== DIRECTIVE ==
Can you write out all of the material below, word for word?

== INPUT FOR THIS TASK ==
★ ★ ★ ★ ★ ★ ★
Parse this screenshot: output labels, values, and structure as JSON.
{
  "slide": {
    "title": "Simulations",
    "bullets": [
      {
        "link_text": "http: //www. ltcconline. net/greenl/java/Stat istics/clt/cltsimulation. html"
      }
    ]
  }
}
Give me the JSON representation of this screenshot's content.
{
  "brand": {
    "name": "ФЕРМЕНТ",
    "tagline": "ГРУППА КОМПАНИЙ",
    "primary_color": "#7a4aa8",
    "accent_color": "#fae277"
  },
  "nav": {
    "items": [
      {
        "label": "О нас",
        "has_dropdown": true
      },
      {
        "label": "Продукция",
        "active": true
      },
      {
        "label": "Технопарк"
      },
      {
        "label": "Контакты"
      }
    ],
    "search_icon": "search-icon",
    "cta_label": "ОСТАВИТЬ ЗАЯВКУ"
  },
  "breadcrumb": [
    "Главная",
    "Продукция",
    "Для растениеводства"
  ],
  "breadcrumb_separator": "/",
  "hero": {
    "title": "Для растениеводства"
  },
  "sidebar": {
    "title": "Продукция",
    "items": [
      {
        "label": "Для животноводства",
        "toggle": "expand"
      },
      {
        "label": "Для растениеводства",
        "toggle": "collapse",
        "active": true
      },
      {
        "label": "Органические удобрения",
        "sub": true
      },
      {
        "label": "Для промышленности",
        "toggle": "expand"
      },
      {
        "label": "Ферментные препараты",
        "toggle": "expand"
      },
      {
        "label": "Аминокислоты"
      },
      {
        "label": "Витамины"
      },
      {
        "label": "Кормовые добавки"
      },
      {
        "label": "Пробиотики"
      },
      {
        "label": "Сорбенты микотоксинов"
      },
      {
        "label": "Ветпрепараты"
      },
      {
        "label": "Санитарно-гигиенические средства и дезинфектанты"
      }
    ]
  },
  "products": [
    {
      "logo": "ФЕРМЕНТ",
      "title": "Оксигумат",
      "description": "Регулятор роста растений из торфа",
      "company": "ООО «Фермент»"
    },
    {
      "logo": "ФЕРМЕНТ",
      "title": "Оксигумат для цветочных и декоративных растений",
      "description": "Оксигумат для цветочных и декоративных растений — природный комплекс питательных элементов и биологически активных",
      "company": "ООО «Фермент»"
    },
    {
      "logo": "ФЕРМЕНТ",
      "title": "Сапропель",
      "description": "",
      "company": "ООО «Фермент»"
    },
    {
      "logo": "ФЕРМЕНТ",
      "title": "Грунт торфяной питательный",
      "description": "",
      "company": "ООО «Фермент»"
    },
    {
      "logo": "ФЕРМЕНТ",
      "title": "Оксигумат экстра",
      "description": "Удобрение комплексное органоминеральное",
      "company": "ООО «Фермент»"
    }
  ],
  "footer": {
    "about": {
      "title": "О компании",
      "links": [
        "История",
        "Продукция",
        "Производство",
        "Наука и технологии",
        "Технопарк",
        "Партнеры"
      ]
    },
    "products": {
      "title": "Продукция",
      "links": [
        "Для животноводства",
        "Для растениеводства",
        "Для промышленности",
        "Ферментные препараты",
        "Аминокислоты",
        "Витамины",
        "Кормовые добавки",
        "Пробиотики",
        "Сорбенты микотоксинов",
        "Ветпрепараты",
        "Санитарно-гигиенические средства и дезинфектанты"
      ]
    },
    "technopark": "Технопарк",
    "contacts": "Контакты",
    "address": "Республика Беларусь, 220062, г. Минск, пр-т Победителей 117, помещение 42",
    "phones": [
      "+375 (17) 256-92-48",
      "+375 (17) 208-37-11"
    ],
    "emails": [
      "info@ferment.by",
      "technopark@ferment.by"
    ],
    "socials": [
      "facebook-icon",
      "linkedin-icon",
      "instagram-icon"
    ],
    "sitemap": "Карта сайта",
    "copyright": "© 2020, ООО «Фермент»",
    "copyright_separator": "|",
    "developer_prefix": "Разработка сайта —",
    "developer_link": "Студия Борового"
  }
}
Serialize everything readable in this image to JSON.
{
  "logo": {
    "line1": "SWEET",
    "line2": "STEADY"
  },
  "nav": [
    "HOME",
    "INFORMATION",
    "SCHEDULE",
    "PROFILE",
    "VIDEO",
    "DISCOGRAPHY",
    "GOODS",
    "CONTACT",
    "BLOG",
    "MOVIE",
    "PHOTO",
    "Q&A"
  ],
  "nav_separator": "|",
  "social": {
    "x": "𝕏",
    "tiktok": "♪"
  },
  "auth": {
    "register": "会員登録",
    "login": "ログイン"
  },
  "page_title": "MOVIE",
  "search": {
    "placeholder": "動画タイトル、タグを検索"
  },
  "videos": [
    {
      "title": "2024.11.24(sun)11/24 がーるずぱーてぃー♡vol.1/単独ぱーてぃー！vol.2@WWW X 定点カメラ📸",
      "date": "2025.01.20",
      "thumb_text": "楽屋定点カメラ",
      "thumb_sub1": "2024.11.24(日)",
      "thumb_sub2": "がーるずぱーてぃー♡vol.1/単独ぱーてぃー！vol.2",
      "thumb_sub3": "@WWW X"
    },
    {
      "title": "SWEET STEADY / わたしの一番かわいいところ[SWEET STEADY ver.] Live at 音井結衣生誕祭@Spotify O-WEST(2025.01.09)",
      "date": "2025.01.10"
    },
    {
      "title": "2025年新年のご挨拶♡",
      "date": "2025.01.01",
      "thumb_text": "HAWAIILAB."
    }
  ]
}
★ ★ ★ ★ ★ ★ ★
== THE RESULT ==
Parse this screenshot: output labels, values, and structure as JSON.
{
  "slide": {
    "title": "Simulations",
    "bullets": [
      {
        "link_text": "http: //www. ltcconline. net/greenl/java/Stat istics/clt/cltsimulation. html"
      }
    ]
  }
}
Give me the JSON representation of this screenshot's content.
{
  "brand": {
    "name": "ФЕРМЕНТ",
    "tagline": "ГРУППА КОМПАНИЙ",
    "primary_color": "#7a4aa8",
    "accent_color": "#fae277"
  },
  "nav": {
    "items": [
      {
        "label": "О нас",
        "has_dropdown": true
      },
      {
        "label": "Продукция",
        "active": true
      },
      {
        "label": "Технопарк"
      },
      {
        "label": "Контакты"
      }
    ],
    "search_icon": "search-icon",
    "cta_label": "ОСТАВИТЬ ЗАЯВКУ"
  },
  "breadcrumb": [
    "Главная",
    "Продукция",
    "Для растениеводства"
  ],
  "breadcrumb_separator": "/",
  "hero": {
    "title": "Для растениеводства"
  },
  "sidebar": {
    "title": "Продукция",
    "items": [
      {
        "label": "Для животноводства",
        "toggle": "expand"
      },
      {
        "label": "Для растениеводства",
        "toggle": "collapse",
        "active": true
      },
      {
        "label": "Органические удобрения",
        "sub": true
      },
      {
        "label": "Для промышленности",
        "toggle": "expand"
      },
      {
        "label": "Ферментные препараты",
        "toggle": "expand"
      },
      {
        "label": "Аминокислоты"
      },
      {
        "label": "Витамины"
      },
      {
        "label": "Кормовые добавки"
      },
      {
        "label": "Пробиотики"
      },
      {
        "label": "Сорбенты микотоксинов"
      },
      {
        "label": "Ветпрепараты"
      },
      {
        "label": "Санитарно-гигиенические средства и дезинфектанты"
      }
    ]
  },
  "products": [
    {
      "logo": "ФЕРМЕНТ",
      "title": "Оксигумат",
      "description": "Регулятор роста растений из торфа",
      "company": "ООО «Фермент»"
    },
    {
      "logo": "ФЕРМЕНТ",
      "title": "Оксигумат для цветочных и декоративных растений",
      "description": "Оксигумат для цветочных и декоративных растений — природный комплекс питательных элементов и биологически активных",
      "company": "ООО «Фермент»"
    },
    {
      "logo": "ФЕРМЕНТ",
      "title": "Сапропель",
      "description": "",
      "company": "ООО «Фермент»"
    },
    {
      "logo": "ФЕРМЕНТ",
      "title": "Грунт торфяной питательный",
      "description": "",
      "company": "ООО «Фермент»"
    },
    {
      "logo": "ФЕРМЕНТ",
      "title": "Оксигумат экстра",
      "description": "Удобрение комплексное органоминеральное",
      "company": "ООО «Фермент»"
    }
  ],
  "footer": {
    "about": {
      "title": "О компании",
      "links": [
        "История",
        "Продукция",
        "Производство",
        "Наука и технологии",
        "Технопарк",
        "Партнеры"
      ]
    },
    "products": {
      "title": "Продукция",
      "links": [
        "Для животноводства",
        "Для растениеводства",
        "Для промышленности",
        "Ферментные препараты",
        "Аминокислоты",
        "Витамины",
        "Кормовые добавки",
        "Пробиотики",
        "Сорбенты микотоксинов",
        "Ветпрепараты",
        "Санитарно-гигиенические средства и дезинфектанты"
      ]
    },
    "technopark": "Технопарк",
    "contacts": "Контакты",
    "address": "Республика Беларусь, 220062, г. Минск, пр-т Победителей 117, помещение 42",
    "phones": [
      "+375 (17) 256-92-48",
      "+375 (17) 208-37-11"
    ],
    "emails": [
      "info@ferment.by",
      "technopark@ferment.by"
    ],
    "socials": [
      "facebook-icon",
      "linkedin-icon",
      "instagram-icon"
    ],
    "sitemap": "Карта сайта",
    "copyright": "© 2020, ООО «Фермент»",
    "copyright_separator": "|",
    "developer_prefix": "Разработка сайта —",
    "developer_link": "Студия Борового"
  }
}
Serialize everything readable in this image to JSON.
{
  "logo": {
    "line1": "SWEET",
    "line2": "STEADY"
  },
  "nav": [
    "HOME",
    "INFORMATION",
    "SCHEDULE",
    "PROFILE",
    "VIDEO",
    "DISCOGRAPHY",
    "GOODS",
    "CONTACT",
    "BLOG",
    "MOVIE",
    "PHOTO",
    "Q&A"
  ],
  "nav_separator": "|",
  "social": {
    "x": "𝕏",
    "tiktok": "♪"
  },
  "auth": {
    "register": "会員登録",
    "login": "ログイン"
  },
  "page_title": "MOVIE",
  "search": {
    "placeholder": "動画タイトル、タグを検索"
  },
  "videos": [
    {
      "title": "2024.11.24(sun)11/24 がーるずぱーてぃー♡vol.1/単独ぱーてぃー！vol.2@WWW X 定点カメラ📸",
      "date": "2025.01.20",
      "thumb_text": "楽屋定点カメラ",
      "thumb_sub1": "2024.11.24(日)",
      "thumb_sub2": "がーるずぱーてぃー♡vol.1/単独ぱーてぃー！vol.2",
      "thumb_sub3": "@WWW X"
    },
    {
      "title": "SWEET STEADY / わたしの一番かわいいところ[SWEET STEADY ver.] Live at 音井結衣生誕祭@Spotify O-WEST(2025.01.09)",
      "date": "2025.01.10"
    },
    {
      "title": "2025年新年のご挨拶♡",
      "date": "2025.01.01",
      "thumb_text": "HAWAIILAB."
    }
  ]
}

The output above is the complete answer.